Data entries:
● ● ●

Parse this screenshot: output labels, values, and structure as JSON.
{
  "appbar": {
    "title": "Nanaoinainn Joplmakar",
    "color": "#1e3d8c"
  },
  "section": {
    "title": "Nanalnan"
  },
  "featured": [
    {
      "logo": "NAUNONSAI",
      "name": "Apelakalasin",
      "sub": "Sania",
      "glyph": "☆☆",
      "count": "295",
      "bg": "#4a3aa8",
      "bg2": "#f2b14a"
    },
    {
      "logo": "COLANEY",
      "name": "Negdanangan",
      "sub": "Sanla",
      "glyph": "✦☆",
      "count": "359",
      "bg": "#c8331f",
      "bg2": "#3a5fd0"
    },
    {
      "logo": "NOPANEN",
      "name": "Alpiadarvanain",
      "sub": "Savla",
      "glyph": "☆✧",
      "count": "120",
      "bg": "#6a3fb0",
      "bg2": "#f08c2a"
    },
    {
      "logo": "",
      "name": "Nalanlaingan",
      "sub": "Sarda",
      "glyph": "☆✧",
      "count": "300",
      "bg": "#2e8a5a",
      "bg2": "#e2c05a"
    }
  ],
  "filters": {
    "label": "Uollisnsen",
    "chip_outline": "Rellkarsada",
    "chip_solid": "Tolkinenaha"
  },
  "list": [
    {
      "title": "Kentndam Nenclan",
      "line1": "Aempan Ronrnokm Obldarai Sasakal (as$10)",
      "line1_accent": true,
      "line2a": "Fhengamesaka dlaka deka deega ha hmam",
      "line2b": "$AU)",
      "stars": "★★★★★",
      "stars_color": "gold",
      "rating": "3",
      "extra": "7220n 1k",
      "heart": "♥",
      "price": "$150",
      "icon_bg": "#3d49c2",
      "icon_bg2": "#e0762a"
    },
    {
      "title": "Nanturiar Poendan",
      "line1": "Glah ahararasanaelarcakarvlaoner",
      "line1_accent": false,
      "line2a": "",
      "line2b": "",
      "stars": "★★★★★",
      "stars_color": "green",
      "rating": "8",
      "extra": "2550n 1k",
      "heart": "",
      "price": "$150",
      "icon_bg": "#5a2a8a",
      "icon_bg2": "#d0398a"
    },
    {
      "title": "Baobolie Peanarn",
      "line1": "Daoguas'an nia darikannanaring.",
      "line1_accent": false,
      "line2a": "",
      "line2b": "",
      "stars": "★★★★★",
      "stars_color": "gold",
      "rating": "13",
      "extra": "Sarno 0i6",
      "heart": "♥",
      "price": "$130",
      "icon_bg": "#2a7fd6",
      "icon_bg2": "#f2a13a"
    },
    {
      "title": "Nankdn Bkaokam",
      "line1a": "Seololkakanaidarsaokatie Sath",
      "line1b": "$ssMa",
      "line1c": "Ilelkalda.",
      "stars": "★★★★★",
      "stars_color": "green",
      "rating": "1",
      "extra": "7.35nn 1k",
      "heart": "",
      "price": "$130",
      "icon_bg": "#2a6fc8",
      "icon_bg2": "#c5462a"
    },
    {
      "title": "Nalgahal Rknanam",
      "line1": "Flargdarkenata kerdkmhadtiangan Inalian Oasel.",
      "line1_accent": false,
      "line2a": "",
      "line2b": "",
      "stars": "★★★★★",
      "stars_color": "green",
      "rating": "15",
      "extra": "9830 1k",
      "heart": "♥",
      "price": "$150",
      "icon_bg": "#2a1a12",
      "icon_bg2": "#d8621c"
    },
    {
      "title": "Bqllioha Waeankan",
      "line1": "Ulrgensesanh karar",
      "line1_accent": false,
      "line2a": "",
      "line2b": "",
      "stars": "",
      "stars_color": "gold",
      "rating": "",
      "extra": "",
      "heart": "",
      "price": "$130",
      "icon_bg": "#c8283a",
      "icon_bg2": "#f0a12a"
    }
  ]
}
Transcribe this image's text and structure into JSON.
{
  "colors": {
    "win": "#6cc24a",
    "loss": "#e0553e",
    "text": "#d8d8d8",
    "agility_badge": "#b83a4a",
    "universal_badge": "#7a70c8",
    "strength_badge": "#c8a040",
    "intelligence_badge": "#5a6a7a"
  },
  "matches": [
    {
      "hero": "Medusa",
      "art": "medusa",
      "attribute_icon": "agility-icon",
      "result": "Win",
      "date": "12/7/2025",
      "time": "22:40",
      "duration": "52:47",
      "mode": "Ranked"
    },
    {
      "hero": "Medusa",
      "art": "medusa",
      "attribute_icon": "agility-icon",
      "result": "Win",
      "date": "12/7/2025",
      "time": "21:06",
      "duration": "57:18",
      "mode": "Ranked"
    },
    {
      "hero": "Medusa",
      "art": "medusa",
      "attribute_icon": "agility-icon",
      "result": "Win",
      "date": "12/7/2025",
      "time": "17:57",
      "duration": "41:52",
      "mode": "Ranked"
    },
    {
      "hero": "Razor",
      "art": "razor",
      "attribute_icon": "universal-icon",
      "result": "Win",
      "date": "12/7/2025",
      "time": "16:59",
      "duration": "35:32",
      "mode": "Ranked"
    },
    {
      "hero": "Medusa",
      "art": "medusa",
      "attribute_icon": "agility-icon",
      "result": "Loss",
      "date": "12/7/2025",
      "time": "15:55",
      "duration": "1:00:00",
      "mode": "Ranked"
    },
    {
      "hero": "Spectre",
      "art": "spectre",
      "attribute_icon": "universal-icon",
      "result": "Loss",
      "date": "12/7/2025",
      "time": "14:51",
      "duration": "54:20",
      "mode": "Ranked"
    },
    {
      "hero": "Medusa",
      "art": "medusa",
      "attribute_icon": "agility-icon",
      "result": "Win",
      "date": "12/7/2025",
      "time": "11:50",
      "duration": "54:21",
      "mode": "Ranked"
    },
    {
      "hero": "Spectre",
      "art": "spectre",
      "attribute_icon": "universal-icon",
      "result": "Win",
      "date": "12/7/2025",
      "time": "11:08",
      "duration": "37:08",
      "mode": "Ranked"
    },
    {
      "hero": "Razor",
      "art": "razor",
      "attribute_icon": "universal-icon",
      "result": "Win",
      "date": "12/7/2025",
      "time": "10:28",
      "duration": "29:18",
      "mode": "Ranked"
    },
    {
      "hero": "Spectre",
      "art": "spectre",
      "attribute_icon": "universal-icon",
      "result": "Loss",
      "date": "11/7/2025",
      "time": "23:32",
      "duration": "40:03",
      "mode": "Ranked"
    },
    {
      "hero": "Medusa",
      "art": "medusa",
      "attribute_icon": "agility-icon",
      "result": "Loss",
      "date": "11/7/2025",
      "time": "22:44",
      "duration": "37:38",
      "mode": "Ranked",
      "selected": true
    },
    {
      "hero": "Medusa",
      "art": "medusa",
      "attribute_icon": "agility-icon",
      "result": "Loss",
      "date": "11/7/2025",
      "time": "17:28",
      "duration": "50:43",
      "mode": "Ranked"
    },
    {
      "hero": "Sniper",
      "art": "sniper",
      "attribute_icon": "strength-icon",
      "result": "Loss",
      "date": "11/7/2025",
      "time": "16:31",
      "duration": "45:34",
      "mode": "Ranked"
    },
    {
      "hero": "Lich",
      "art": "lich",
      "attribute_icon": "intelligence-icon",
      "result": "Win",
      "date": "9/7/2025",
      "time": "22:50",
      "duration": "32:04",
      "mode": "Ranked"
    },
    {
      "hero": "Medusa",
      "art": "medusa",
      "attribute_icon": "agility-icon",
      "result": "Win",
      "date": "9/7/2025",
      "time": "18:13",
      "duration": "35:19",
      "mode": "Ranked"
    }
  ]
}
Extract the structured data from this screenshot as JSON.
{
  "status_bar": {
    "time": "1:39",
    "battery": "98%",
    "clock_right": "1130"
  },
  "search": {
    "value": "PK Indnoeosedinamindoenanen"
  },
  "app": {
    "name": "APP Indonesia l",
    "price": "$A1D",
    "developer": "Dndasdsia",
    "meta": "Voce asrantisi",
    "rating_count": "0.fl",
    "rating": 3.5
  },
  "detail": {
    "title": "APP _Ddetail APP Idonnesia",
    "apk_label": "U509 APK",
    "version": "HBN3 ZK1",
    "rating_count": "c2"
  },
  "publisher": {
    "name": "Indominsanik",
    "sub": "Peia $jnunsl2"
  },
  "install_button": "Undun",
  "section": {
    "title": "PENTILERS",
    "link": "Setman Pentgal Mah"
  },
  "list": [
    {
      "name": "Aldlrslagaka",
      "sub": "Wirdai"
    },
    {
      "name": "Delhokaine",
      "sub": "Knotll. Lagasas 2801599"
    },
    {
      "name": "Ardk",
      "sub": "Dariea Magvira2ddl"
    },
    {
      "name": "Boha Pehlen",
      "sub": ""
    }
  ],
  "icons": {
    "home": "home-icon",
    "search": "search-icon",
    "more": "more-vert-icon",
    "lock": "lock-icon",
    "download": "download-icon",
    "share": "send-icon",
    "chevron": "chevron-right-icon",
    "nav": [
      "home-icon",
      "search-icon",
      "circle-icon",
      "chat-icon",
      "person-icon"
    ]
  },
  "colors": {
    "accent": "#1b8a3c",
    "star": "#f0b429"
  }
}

● ● ●

Set task: Filter the entries and copy out every line with the word "name".

Problem solution:
      "name": "Apelakalasin",
      "name": "Negdanangan",
      "name": "Alpiadarvanain",
      "name": "Nalanlaingan",
    "name": "APP Indonesia l",
    "name": "Indominsanik",
      "name": "Aldlrslagaka",
      "name": "Delhokaine",
      "name": "Ardk",
      "name": "Boha Pehlen",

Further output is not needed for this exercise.